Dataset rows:
###
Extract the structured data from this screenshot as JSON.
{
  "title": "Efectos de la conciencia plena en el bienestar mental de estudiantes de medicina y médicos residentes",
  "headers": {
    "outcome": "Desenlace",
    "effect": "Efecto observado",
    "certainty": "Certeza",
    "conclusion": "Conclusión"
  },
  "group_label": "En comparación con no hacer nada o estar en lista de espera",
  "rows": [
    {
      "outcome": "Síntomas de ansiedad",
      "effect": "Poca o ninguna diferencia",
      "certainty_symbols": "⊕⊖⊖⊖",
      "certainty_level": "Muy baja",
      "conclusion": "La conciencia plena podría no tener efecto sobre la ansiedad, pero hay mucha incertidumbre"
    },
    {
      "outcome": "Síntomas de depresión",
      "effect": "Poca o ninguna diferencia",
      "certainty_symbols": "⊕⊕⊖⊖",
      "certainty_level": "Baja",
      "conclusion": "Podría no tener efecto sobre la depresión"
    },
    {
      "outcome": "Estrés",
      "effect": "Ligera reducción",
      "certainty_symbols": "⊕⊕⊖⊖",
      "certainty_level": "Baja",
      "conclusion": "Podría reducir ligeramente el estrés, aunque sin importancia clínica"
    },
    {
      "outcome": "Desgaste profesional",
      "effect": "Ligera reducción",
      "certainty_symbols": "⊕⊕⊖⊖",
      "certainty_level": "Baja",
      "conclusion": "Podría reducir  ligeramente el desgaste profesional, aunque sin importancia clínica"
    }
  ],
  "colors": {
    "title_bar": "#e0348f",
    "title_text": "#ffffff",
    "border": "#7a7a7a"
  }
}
###
YOUR TASK: Reproduce every line of the material above exactly.

ANSWER FOR THIS EXERCISE:
Extract the structured data from this screenshot as JSON.
{
  "title": "Efectos de la conciencia plena en el bienestar mental de estudiantes de medicina y médicos residentes",
  "headers": {
    "outcome": "Desenlace",
    "effect": "Efecto observado",
    "certainty": "Certeza",
    "conclusion": "Conclusión"
  },
  "group_label": "En comparación con no hacer nada o estar en lista de espera",
  "rows": [
    {
      "outcome": "Síntomas de ansiedad",
      "effect": "Poca o ninguna diferencia",
      "certainty_symbols": "⊕⊖⊖⊖",
      "certainty_level": "Muy baja",
      "conclusion": "La conciencia plena podría no tener efecto sobre la ansiedad, pero hay mucha incertidumbre"
    },
    {
      "outcome": "Síntomas de depresión",
      "effect": "Poca o ninguna diferencia",
      "certainty_symbols": "⊕⊕⊖⊖",
      "certainty_level": "Baja",
      "conclusion": "Podría no tener efecto sobre la depresión"
    },
    {
      "outcome": "Estrés",
      "effect": "Ligera reducción",
      "certainty_symbols": "⊕⊕⊖⊖",
      "certainty_level": "Baja",
      "conclusion": "Podría reducir ligeramente el estrés, aunque sin importancia clínica"
    },
    {
      "outcome": "Desgaste profesional",
      "effect": "Ligera reducción",
      "certainty_symbols": "⊕⊕⊖⊖",
      "certainty_level": "Baja",
      "conclusion": "Podría reducir  ligeramente el desgaste profesional, aunque sin importancia clínica"
    }
  ],
  "colors": {
    "title_bar": "#e0348f",
    "title_text": "#ffffff",
    "border": "#7a7a7a"
  }
}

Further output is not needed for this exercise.